---------- Material ----------

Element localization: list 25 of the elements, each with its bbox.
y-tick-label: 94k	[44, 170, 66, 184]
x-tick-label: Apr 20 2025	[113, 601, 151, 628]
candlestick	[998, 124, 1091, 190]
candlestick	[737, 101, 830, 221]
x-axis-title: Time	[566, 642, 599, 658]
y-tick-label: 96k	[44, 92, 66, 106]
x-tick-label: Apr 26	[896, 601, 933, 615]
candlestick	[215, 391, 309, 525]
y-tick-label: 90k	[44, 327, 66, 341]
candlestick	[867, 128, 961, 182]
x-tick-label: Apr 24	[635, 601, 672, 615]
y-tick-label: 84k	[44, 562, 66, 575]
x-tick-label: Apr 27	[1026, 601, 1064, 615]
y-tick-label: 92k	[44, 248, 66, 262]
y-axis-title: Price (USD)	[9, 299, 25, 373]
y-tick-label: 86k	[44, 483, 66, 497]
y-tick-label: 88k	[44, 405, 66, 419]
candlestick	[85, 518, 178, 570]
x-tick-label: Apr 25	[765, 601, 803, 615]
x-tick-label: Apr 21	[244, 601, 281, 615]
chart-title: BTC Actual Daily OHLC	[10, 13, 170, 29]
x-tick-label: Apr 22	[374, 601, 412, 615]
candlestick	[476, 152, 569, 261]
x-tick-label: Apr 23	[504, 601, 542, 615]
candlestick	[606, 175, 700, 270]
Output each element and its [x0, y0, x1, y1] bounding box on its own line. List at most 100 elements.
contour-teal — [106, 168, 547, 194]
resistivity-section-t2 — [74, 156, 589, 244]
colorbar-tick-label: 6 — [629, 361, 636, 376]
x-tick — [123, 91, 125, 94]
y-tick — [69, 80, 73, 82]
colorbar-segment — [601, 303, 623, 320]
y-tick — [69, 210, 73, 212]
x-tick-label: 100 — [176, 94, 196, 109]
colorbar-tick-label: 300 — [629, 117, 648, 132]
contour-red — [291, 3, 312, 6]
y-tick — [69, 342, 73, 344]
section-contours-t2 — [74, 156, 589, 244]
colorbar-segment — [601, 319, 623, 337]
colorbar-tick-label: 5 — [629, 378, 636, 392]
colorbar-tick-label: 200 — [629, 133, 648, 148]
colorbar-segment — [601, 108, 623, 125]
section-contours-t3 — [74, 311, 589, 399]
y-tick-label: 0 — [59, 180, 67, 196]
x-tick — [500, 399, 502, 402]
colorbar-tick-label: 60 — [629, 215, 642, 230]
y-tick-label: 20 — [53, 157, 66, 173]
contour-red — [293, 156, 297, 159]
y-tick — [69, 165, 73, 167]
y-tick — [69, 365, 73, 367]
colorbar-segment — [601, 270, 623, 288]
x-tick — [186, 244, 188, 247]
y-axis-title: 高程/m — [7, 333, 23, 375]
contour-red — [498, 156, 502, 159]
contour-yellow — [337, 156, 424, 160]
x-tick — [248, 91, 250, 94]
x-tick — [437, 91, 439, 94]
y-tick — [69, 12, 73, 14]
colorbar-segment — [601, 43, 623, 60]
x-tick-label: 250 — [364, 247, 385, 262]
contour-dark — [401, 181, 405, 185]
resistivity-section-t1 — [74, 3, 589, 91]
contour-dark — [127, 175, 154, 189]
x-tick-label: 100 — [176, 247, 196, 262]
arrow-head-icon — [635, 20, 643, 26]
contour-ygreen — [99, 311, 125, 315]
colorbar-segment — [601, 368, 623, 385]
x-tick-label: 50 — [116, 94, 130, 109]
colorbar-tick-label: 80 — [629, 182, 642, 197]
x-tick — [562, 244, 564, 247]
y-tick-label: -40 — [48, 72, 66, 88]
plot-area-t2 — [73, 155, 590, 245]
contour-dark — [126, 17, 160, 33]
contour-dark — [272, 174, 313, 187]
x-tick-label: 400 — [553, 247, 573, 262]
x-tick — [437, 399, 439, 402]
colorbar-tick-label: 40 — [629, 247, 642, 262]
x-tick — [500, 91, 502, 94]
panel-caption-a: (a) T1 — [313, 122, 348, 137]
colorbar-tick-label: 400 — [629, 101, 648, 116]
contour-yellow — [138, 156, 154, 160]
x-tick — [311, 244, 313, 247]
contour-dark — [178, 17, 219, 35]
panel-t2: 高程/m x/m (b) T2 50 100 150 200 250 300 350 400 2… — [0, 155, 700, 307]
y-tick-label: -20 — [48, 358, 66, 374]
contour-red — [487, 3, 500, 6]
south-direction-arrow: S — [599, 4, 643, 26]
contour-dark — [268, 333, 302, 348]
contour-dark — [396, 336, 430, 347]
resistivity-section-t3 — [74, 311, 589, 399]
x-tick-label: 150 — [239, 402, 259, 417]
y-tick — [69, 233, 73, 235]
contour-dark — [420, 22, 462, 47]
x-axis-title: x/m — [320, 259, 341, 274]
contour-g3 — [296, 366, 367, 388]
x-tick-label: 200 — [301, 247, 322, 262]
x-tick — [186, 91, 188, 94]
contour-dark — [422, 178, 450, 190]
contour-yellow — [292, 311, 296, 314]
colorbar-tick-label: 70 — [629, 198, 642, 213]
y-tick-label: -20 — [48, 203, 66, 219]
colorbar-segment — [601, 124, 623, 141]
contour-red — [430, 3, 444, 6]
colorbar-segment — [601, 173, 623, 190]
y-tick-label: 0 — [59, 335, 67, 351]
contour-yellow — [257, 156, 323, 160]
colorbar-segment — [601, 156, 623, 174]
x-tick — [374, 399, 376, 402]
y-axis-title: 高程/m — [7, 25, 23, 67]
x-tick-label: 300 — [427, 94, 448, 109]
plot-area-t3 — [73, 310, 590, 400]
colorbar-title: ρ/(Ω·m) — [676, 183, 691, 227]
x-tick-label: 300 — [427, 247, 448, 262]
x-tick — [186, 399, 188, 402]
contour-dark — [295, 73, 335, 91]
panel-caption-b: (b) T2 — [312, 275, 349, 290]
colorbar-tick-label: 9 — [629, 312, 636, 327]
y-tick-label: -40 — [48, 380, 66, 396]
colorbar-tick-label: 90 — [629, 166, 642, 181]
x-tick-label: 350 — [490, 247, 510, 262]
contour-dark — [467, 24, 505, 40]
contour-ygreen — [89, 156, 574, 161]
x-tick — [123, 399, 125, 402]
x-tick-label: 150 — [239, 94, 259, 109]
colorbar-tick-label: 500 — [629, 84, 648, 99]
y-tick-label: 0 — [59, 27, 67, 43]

----------

▶ Problem
Can you rewrite the material above with every "candlestick" replaced by "candle" and nothing else changed?

▶ Result of this task
Element localization: list 25 of the elements, each with its bbox.
y-tick-label: 94k	[44, 170, 66, 184]
x-tick-label: Apr 20 2025	[113, 601, 151, 628]
candle	[998, 124, 1091, 190]
candle	[737, 101, 830, 221]
x-axis-title: Time	[566, 642, 599, 658]
y-tick-label: 96k	[44, 92, 66, 106]
x-tick-label: Apr 26	[896, 601, 933, 615]
candle	[215, 391, 309, 525]
y-tick-label: 90k	[44, 327, 66, 341]
candle	[867, 128, 961, 182]
x-tick-label: Apr 24	[635, 601, 672, 615]
y-tick-label: 84k	[44, 562, 66, 575]
x-tick-label: Apr 27	[1026, 601, 1064, 615]
y-tick-label: 92k	[44, 248, 66, 262]
y-axis-title: Price (USD)	[9, 299, 25, 373]
y-tick-label: 86k	[44, 483, 66, 497]
y-tick-label: 88k	[44, 405, 66, 419]
candle	[85, 518, 178, 570]
x-tick-label: Apr 25	[765, 601, 803, 615]
x-tick-label: Apr 21	[244, 601, 281, 615]
chart-title: BTC Actual Daily OHLC	[10, 13, 170, 29]
x-tick-label: Apr 22	[374, 601, 412, 615]
candle	[476, 152, 569, 261]
x-tick-label: Apr 23	[504, 601, 542, 615]
candle	[606, 175, 700, 270]
Output each element and its [x0, y0, x1, y1] bounding box on its own line. List at most 100 elements.
contour-teal — [106, 168, 547, 194]
resistivity-section-t2 — [74, 156, 589, 244]
colorbar-tick-label: 6 — [629, 361, 636, 376]
x-tick — [123, 91, 125, 94]
y-tick — [69, 80, 73, 82]
colorbar-segment — [601, 303, 623, 320]
y-tick — [69, 210, 73, 212]
x-tick-label: 100 — [176, 94, 196, 109]
colorbar-tick-label: 300 — [629, 117, 648, 132]
contour-red — [291, 3, 312, 6]
y-tick — [69, 342, 73, 344]
section-contours-t2 — [74, 156, 589, 244]
colorbar-segment — [601, 319, 623, 337]
colorbar-tick-label: 5 — [629, 378, 636, 392]
colorbar-tick-label: 200 — [629, 133, 648, 148]
colorbar-segment — [601, 108, 623, 125]
section-contours-t3 — [74, 311, 589, 399]
y-tick-label: 0 — [59, 180, 67, 196]
x-tick — [500, 399, 502, 402]
colorbar-tick-label: 60 — [629, 215, 642, 230]
y-tick-label: 20 — [53, 157, 66, 173]
contour-red — [293, 156, 297, 159]
y-tick — [69, 165, 73, 167]
y-tick — [69, 365, 73, 367]
colorbar-segment — [601, 270, 623, 288]
x-tick — [186, 244, 188, 247]
y-axis-title: 高程/m — [7, 333, 23, 375]
contour-red — [498, 156, 502, 159]
contour-yellow — [337, 156, 424, 160]
x-tick — [248, 91, 250, 94]
x-tick — [437, 91, 439, 94]
y-tick — [69, 12, 73, 14]
colorbar-segment — [601, 43, 623, 60]
x-tick-label: 250 — [364, 247, 385, 262]
contour-dark — [401, 181, 405, 185]
resistivity-section-t1 — [74, 3, 589, 91]
contour-dark — [127, 175, 154, 189]
x-tick-label: 100 — [176, 247, 196, 262]
arrow-head-icon — [635, 20, 643, 26]
contour-ygreen — [99, 311, 125, 315]
colorbar-segment — [601, 368, 623, 385]
x-tick-label: 50 — [116, 94, 130, 109]
colorbar-tick-label: 80 — [629, 182, 642, 197]
x-tick — [562, 244, 564, 247]
y-tick-label: -40 — [48, 72, 66, 88]
plot-area-t2 — [73, 155, 590, 245]
contour-dark — [126, 17, 160, 33]
contour-dark — [272, 174, 313, 187]
x-tick-label: 400 — [553, 247, 573, 262]
x-tick — [437, 399, 439, 402]
colorbar-tick-label: 40 — [629, 247, 642, 262]
x-tick — [500, 91, 502, 94]
panel-caption-a: (a) T1 — [313, 122, 348, 137]
colorbar-tick-label: 400 — [629, 101, 648, 116]
contour-yellow — [138, 156, 154, 160]
x-tick — [311, 244, 313, 247]
contour-dark — [178, 17, 219, 35]
panel-t2: 高程/m x/m (b) T2 50 100 150 200 250 300 350 400 2… — [0, 155, 700, 307]
y-tick-label: -20 — [48, 358, 66, 374]
contour-red — [487, 3, 500, 6]
south-direction-arrow: S — [599, 4, 643, 26]
contour-dark — [268, 333, 302, 348]
contour-dark — [396, 336, 430, 347]
resistivity-section-t3 — [74, 311, 589, 399]
x-tick-label: 150 — [239, 402, 259, 417]
y-tick — [69, 233, 73, 235]
contour-dark — [420, 22, 462, 47]
x-axis-title: x/m — [320, 259, 341, 274]
contour-g3 — [296, 366, 367, 388]
x-tick-label: 200 — [301, 247, 322, 262]
x-tick — [186, 91, 188, 94]
contour-dark — [422, 178, 450, 190]
contour-yellow — [292, 311, 296, 314]
colorbar-tick-label: 70 — [629, 198, 642, 213]
y-tick-label: -20 — [48, 203, 66, 219]
colorbar-segment — [601, 124, 623, 141]
contour-red — [430, 3, 444, 6]
colorbar-segment — [601, 173, 623, 190]
y-tick-label: 0 — [59, 335, 67, 351]
contour-yellow — [257, 156, 323, 160]
colorbar-segment — [601, 156, 623, 174]
x-tick — [374, 399, 376, 402]
y-axis-title: 高程/m — [7, 25, 23, 67]
x-tick-label: 300 — [427, 94, 448, 109]
plot-area-t3 — [73, 310, 590, 400]
colorbar-title: ρ/(Ω·m) — [676, 183, 691, 227]
x-tick-label: 300 — [427, 247, 448, 262]
x-tick — [186, 399, 188, 402]
contour-dark — [295, 73, 335, 91]
panel-caption-b: (b) T2 — [312, 275, 349, 290]
colorbar-tick-label: 9 — [629, 312, 636, 327]
y-tick-label: -40 — [48, 380, 66, 396]
colorbar-tick-label: 90 — [629, 166, 642, 181]
x-tick-label: 350 — [490, 247, 510, 262]
contour-dark — [467, 24, 505, 40]
contour-ygreen — [89, 156, 574, 161]
x-tick — [123, 399, 125, 402]
x-tick-label: 150 — [239, 94, 259, 109]
colorbar-tick-label: 500 — [629, 84, 648, 99]
y-tick-label: 0 — [59, 27, 67, 43]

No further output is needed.